In the wet venting text, how would you say this sentence in Spanish: "Every trap holds a water seal that blocks sewer gas from entering the living space."

_Extract_
══════

What IRC 2021 § P3108.1 requires
Yes. Under IRC 2021 Section P3108.1, bathroom fixtures can share a horizontal wet vent when they are part of the same bathroom group, the layout follows the required fixture order, and the wet vent is properly sized. The lavatory drain commonly serves as the dry vented fixture that protects the toilet, tub, or shower traps. The answer changes if the pipe sizes, slope, fittings, distance to vent, or local amendments do not match the adopted code exactly at inspection time.
IRC 2021 P3108.1 permits horizontal wet venting for bathroom groups. In code terms, the rule allows one or two bathroom groups located on the same floor level to be vented by a horizontal wet vent, provided the fixtures are within the allowed bathroom group and the system is arranged in accordance with Section P3108. A bathroom group generally includes a water closet, lavatory, bathtub, shower, bidet, or similar bathroom fixture. The wet vent is both a drain for one fixture and a vent for another, so the pipe is not treated as ordinary waste piping.
The dry vent connection is critical. At least one lavatory, or another fixture allowed by the section and approved layout, must be individually vented. That dry vented fixture then connects to the horizontal wet vented drain so the vented portion can protect the other traps in the group. The wet vent must be installed horizontally, must receive only permitted bathroom group fixtures, and must be sized for the drainage fixture unit load it carries.
The water closet is usually the largest discharge in the group, so inspectors look closely at where it enters the wet vent. The drainage pipe must maintain proper slope, use approved drainage fittings, and avoid creating an S-trap, crown vent, flat vent below the flood level rim, or unvented trap arm. The IRC establishes the minimum standard. The authority having jurisdiction may amend it, and a local plumbing code may impose stricter sizing, routing, cleanout, or air admittance valve rules locally.
Why This Rule Exists
Wet venting exists because plumbing traps need air movement as much as they need water flow. Every trap holds a water seal that blocks sewer gas from entering the living space. When a toilet flushes or a tub drains, the moving column of water can create negative pressure behind it. Without a vent, that pressure can siphon water out of a nearby trap. Positive pressure can also push gases through a weak trap seal.
Older plumbing codes treated many fixtures as needing separate vent paths, but bathroom layouts often placed fixtures close enough that a properly sized shared vent could protect the whole group. Modern wet vent rules recognize that history while limiting the method to predictable bathroom fixtures, pipe sizes, and connection patterns. The rule is not a shortcut around venting. It is a controlled code method for preserving trap seals and keeping sewer gas out of the building.
What the Inspector Checks
At rough inspection, the inspector is not guessing from the finished bathroom. The check starts with the visible pipe path. The inspector identifies each fixture trap, follows the trap arm to the vented branch, confirms the wet vented portion, and verifies that the arrangement matches the bathroom group rule. A toilet, shower, tub, and lavatory may share a wet vent only when the lavatory or other allowed fixture provides the dry vent connection in the correct location and the remaining fixtures enter the wet vent in a code-compliant sequence.

══════

_Records shown_

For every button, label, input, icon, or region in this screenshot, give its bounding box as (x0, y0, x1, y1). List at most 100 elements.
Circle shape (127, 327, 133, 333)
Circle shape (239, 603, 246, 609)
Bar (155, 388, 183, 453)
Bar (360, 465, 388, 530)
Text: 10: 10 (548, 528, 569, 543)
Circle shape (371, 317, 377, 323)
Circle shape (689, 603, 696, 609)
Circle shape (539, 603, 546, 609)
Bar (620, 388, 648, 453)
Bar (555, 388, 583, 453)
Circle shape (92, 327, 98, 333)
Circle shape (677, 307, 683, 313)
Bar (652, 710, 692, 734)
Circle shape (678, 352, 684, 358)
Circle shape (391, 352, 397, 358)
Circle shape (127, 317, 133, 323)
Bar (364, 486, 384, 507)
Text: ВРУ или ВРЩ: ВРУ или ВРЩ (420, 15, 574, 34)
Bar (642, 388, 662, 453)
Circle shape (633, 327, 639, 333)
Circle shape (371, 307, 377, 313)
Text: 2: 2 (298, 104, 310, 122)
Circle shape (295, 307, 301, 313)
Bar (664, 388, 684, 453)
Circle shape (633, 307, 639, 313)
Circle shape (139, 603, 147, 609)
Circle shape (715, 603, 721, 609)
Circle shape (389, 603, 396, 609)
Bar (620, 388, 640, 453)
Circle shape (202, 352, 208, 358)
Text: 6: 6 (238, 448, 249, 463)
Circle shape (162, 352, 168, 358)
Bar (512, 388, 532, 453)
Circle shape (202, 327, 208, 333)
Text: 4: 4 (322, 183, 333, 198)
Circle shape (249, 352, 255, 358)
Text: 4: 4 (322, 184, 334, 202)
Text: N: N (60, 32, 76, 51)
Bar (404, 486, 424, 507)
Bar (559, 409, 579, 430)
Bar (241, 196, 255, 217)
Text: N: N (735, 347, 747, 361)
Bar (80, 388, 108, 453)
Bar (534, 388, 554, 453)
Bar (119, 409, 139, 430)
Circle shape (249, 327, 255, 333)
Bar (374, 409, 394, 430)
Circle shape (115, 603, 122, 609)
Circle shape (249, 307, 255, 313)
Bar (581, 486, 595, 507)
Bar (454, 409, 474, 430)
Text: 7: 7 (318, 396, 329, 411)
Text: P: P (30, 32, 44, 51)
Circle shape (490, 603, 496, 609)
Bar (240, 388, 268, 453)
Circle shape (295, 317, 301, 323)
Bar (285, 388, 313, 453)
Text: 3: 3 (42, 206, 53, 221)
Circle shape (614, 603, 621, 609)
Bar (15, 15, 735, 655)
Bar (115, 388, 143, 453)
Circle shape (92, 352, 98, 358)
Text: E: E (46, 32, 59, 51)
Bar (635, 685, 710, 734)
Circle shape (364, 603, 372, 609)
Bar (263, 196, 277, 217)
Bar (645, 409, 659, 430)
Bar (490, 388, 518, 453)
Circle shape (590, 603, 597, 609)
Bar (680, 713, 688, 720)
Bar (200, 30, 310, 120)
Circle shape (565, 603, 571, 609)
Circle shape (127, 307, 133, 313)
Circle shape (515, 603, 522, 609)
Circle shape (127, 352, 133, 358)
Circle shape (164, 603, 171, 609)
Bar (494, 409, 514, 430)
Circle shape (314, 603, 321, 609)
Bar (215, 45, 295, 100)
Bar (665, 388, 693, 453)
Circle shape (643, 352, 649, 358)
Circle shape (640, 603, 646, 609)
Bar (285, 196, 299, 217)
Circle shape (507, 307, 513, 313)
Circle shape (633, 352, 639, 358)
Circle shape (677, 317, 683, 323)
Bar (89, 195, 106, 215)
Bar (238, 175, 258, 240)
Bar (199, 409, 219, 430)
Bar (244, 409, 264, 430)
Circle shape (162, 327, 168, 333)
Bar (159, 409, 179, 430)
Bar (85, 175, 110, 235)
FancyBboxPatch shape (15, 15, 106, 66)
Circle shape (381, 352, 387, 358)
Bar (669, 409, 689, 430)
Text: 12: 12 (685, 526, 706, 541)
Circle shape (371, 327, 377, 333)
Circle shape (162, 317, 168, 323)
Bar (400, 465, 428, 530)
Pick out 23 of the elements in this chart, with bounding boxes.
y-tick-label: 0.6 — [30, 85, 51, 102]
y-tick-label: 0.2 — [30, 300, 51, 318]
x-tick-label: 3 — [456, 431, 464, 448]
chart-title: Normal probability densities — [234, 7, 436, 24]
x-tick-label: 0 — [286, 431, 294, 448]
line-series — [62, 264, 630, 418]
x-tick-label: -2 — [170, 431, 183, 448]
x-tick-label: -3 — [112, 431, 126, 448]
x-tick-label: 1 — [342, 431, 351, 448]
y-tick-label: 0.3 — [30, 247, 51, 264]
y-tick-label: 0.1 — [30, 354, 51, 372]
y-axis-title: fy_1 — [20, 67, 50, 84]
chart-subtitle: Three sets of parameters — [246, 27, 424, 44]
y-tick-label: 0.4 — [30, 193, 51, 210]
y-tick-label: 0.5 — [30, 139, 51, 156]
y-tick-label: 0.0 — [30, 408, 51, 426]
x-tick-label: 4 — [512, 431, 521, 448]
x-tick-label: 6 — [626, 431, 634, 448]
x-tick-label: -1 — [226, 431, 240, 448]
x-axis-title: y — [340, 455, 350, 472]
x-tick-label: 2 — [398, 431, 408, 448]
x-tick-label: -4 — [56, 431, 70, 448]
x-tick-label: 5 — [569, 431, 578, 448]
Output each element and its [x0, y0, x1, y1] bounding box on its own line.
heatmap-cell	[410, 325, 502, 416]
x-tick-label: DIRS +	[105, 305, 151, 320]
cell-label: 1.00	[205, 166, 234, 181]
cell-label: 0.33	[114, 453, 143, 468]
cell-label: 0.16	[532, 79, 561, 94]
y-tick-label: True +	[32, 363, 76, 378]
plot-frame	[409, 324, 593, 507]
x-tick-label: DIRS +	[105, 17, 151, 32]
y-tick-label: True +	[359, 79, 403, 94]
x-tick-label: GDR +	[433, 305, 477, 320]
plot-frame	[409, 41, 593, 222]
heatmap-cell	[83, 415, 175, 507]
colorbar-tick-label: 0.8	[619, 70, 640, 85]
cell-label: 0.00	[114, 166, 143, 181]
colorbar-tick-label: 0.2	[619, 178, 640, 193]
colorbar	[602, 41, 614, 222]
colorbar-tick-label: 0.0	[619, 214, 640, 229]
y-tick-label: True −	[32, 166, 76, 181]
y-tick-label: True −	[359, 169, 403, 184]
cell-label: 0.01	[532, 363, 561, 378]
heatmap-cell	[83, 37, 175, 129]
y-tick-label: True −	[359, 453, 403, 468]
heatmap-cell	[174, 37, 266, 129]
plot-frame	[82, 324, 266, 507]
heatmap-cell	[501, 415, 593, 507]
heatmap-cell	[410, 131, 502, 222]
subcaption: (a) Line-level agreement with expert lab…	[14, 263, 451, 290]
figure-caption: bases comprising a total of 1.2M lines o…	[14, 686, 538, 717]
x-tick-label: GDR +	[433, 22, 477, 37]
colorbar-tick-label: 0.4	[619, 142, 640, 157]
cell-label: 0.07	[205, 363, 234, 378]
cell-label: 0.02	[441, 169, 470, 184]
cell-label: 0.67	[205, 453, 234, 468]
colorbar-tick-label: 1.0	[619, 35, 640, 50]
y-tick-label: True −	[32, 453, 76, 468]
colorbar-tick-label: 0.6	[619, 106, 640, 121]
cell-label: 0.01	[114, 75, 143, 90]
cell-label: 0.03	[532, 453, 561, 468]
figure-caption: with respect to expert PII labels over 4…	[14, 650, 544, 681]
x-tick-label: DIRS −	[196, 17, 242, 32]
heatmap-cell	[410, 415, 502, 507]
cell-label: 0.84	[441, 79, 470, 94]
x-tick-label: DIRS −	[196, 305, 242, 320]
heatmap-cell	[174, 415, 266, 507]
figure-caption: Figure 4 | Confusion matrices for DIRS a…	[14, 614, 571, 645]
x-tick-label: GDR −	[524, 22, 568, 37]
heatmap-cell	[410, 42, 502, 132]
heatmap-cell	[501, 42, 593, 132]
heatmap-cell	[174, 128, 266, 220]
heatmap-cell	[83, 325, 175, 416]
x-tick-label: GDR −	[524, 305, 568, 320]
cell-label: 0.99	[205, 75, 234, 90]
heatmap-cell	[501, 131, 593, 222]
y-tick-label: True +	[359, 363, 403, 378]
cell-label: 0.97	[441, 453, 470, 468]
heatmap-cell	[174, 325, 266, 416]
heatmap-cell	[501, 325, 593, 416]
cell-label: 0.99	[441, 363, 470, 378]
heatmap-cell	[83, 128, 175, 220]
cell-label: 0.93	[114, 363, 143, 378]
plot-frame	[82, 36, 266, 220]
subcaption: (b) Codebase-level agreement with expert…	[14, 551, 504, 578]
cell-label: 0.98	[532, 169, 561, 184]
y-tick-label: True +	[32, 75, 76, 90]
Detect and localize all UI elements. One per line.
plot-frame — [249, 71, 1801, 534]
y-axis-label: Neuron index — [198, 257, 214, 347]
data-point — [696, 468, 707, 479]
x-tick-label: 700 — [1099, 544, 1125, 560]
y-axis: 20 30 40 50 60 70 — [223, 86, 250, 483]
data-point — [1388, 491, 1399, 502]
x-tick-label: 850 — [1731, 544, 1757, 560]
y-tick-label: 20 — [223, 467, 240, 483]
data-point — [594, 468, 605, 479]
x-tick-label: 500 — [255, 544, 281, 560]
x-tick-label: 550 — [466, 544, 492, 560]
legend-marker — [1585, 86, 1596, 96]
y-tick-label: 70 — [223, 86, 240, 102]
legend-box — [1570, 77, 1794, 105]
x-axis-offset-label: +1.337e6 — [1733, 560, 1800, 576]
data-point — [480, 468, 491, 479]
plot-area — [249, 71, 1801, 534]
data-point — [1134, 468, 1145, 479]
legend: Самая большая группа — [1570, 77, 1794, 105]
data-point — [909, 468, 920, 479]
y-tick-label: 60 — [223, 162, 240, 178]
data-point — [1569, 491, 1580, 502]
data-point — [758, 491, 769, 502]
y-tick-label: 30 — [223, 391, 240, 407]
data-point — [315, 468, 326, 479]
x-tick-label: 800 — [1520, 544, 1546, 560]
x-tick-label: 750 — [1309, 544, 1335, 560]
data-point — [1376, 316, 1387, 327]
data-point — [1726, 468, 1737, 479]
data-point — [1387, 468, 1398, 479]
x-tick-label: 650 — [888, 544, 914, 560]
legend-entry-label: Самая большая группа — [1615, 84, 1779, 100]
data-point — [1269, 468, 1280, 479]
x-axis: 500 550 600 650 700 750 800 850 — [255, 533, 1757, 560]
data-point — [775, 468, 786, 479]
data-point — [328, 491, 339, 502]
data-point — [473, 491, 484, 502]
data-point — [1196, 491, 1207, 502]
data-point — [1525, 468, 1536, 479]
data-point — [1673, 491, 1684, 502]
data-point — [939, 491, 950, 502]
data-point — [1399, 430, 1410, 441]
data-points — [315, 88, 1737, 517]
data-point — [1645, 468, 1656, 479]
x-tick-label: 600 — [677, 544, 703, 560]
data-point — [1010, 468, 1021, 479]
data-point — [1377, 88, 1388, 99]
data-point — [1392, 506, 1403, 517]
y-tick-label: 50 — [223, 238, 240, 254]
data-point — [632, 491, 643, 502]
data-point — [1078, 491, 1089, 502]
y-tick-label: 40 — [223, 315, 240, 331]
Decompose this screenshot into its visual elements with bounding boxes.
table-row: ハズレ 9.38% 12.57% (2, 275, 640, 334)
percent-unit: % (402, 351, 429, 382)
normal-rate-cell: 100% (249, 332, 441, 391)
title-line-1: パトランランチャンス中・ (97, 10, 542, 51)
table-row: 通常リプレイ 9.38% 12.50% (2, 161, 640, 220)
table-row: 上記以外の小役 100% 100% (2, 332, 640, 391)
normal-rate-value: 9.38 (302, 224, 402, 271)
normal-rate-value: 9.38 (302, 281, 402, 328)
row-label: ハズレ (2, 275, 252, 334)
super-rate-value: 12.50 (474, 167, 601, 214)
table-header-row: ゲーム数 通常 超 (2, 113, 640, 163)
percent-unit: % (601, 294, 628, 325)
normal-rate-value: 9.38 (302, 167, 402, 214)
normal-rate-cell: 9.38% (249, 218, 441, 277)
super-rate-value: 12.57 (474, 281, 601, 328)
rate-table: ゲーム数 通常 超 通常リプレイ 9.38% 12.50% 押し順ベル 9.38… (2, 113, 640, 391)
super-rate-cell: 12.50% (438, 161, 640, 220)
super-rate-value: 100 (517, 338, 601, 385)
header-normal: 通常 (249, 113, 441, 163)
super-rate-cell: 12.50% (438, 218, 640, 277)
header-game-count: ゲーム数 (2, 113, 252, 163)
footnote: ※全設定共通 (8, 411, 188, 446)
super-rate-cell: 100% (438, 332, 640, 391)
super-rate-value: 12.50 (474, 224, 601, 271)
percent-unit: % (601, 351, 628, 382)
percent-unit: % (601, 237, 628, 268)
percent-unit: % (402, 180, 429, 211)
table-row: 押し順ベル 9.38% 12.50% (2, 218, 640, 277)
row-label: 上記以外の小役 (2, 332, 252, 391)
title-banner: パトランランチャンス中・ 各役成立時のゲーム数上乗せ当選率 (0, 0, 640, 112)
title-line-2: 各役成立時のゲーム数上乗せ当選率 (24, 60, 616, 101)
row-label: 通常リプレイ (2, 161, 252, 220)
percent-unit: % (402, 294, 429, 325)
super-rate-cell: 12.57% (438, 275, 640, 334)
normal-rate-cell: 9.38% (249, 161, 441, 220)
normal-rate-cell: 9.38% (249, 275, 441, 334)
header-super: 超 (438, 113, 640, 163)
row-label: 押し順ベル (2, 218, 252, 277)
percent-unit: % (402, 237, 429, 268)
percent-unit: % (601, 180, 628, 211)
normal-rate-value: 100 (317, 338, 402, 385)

══════

_Answer to the problem_
Cada sifón retiene un sello de agua que impide que los gases del alcantarillado entren en el espacio habitable.